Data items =

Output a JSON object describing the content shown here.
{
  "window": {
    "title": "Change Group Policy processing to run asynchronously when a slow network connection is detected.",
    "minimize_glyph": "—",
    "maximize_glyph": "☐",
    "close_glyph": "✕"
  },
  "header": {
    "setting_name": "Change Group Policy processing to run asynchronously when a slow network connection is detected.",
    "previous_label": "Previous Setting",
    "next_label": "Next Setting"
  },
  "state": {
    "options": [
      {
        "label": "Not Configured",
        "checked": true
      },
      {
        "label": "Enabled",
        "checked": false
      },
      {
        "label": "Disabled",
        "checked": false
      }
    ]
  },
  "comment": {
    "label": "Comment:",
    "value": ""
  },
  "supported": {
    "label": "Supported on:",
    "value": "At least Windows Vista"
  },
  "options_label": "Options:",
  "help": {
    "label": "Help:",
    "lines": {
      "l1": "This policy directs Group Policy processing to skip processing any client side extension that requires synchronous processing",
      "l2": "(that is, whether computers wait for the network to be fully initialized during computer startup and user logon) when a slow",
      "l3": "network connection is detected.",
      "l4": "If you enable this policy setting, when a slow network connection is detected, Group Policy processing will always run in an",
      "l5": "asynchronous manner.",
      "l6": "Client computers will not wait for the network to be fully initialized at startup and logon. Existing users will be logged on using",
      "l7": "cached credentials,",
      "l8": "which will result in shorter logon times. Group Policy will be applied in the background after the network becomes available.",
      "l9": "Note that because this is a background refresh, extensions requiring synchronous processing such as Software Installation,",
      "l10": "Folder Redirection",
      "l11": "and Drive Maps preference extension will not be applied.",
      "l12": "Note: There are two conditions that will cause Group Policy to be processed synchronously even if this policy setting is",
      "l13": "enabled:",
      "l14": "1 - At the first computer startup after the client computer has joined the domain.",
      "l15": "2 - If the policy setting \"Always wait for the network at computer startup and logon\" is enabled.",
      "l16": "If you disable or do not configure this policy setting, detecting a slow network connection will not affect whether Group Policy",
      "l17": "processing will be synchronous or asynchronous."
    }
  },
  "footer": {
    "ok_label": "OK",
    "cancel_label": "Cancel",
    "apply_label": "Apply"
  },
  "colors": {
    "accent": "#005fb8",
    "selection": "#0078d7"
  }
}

WHAT YOU SHOULD DO = Produce an exact copy of all the records.

WRITTEN REPLY =
Output a JSON object describing the content shown here.
{
  "window": {
    "title": "Change Group Policy processing to run asynchronously when a slow network connection is detected.",
    "minimize_glyph": "—",
    "maximize_glyph": "☐",
    "close_glyph": "✕"
  },
  "header": {
    "setting_name": "Change Group Policy processing to run asynchronously when a slow network connection is detected.",
    "previous_label": "Previous Setting",
    "next_label": "Next Setting"
  },
  "state": {
    "options": [
      {
        "label": "Not Configured",
        "checked": true
      },
      {
        "label": "Enabled",
        "checked": false
      },
      {
        "label": "Disabled",
        "checked": false
      }
    ]
  },
  "comment": {
    "label": "Comment:",
    "value": ""
  },
  "supported": {
    "label": "Supported on:",
    "value": "At least Windows Vista"
  },
  "options_label": "Options:",
  "help": {
    "label": "Help:",
    "lines": {
      "l1": "This policy directs Group Policy processing to skip processing any client side extension that requires synchronous processing",
      "l2": "(that is, whether computers wait for the network to be fully initialized during computer startup and user logon) when a slow",
      "l3": "network connection is detected.",
      "l4": "If you enable this policy setting, when a slow network connection is detected, Group Policy processing will always run in an",
      "l5": "asynchronous manner.",
      "l6": "Client computers will not wait for the network to be fully initialized at startup and logon. Existing users will be logged on using",
      "l7": "cached credentials,",
      "l8": "which will result in shorter logon times. Group Policy will be applied in the background after the network becomes available.",
      "l9": "Note that because this is a background refresh, extensions requiring synchronous processing such as Software Installation,",
      "l10": "Folder Redirection",
      "l11": "and Drive Maps preference extension will not be applied.",
      "l12": "Note: There are two conditions that will cause Group Policy to be processed synchronously even if this policy setting is",
      "l13": "enabled:",
      "l14": "1 - At the first computer startup after the client computer has joined the domain.",
      "l15": "2 - If the policy setting \"Always wait for the network at computer startup and logon\" is enabled.",
      "l16": "If you disable or do not configure this policy setting, detecting a slow network connection will not affect whether Group Policy",
      "l17": "processing will be synchronous or asynchronous."
    }
  },
  "footer": {
    "ok_label": "OK",
    "cancel_label": "Cancel",
    "apply_label": "Apply"
  },
  "colors": {
    "accent": "#005fb8",
    "selection": "#0078d7"
  }
}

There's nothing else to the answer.